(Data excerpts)
────────────────────────────────────────

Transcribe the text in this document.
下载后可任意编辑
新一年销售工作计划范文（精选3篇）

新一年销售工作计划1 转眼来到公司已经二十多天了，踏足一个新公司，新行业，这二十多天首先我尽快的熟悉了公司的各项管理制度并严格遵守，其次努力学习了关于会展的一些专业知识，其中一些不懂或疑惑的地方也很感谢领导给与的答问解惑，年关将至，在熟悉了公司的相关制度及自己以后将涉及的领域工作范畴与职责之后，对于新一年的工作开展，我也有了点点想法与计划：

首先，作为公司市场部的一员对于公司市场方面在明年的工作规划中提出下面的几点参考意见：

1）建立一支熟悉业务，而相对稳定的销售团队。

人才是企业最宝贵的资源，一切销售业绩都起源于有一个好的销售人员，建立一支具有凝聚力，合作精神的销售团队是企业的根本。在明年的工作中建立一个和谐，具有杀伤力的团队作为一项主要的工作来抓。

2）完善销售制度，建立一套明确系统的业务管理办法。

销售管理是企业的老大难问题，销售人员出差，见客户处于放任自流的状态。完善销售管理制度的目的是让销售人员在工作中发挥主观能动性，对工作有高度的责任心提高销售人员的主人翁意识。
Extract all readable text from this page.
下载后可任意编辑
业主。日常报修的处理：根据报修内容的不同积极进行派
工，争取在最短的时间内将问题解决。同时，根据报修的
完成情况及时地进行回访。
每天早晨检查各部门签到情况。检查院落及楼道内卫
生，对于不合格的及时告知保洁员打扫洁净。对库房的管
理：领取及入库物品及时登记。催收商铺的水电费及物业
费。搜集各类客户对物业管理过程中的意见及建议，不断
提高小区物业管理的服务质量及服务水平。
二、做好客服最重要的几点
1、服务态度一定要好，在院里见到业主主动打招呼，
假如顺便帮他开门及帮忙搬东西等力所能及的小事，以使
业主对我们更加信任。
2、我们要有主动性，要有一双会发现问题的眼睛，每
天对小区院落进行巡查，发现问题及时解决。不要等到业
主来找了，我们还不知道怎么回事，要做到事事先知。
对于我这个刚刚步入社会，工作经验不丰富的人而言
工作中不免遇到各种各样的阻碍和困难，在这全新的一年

────────────────────────────────────────

[What is needed] Each record should come back exactly as written.

[Written response]
Transcribe the text in this document.
下载后可任意编辑
新一年销售工作计划范文（精选3篇）

新一年销售工作计划1 转眼来到公司已经二十多天了，踏足一个新公司，新行业，这二十多天首先我尽快的熟悉了公司的各项管理制度并严格遵守，其次努力学习了关于会展的一些专业知识，其中一些不懂或疑惑的地方也很感谢领导给与的答问解惑，年关将至，在熟悉了公司的相关制度及自己以后将涉及的领域工作范畴与职责之后，对于新一年的工作开展，我也有了点点想法与计划：

首先，作为公司市场部的一员对于公司市场方面在明年的工作规划中提出下面的几点参考意见：

1）建立一支熟悉业务，而相对稳定的销售团队。

人才是企业最宝贵的资源，一切销售业绩都起源于有一个好的销售人员，建立一支具有凝聚力，合作精神的销售团队是企业的根本。在明年的工作中建立一个和谐，具有杀伤力的团队作为一项主要的工作来抓。

2）完善销售制度，建立一套明确系统的业务管理办法。

销售管理是企业的老大难问题，销售人员出差，见客户处于放任自流的状态。完善销售管理制度的目的是让销售人员在工作中发挥主观能动性，对工作有高度的责任心提高销售人员的主人翁意识。
Extract all readable text from this page.
下载后可任意编辑
业主。日常报修的处理：根据报修内容的不同积极进行派
工，争取在最短的时间内将问题解决。同时，根据报修的
完成情况及时地进行回访。
每天早晨检查各部门签到情况。检查院落及楼道内卫
生，对于不合格的及时告知保洁员打扫洁净。对库房的管
理：领取及入库物品及时登记。催收商铺的水电费及物业
费。搜集各类客户对物业管理过程中的意见及建议，不断
提高小区物业管理的服务质量及服务水平。
二、做好客服最重要的几点
1、服务态度一定要好，在院里见到业主主动打招呼，
假如顺便帮他开门及帮忙搬东西等力所能及的小事，以使
业主对我们更加信任。
2、我们要有主动性，要有一双会发现问题的眼睛，每
天对小区院落进行巡查，发现问题及时解决。不要等到业
主来找了，我们还不知道怎么回事，要做到事事先知。
对于我这个刚刚步入社会，工作经验不丰富的人而言
工作中不免遇到各种各样的阻碍和困难，在这全新的一年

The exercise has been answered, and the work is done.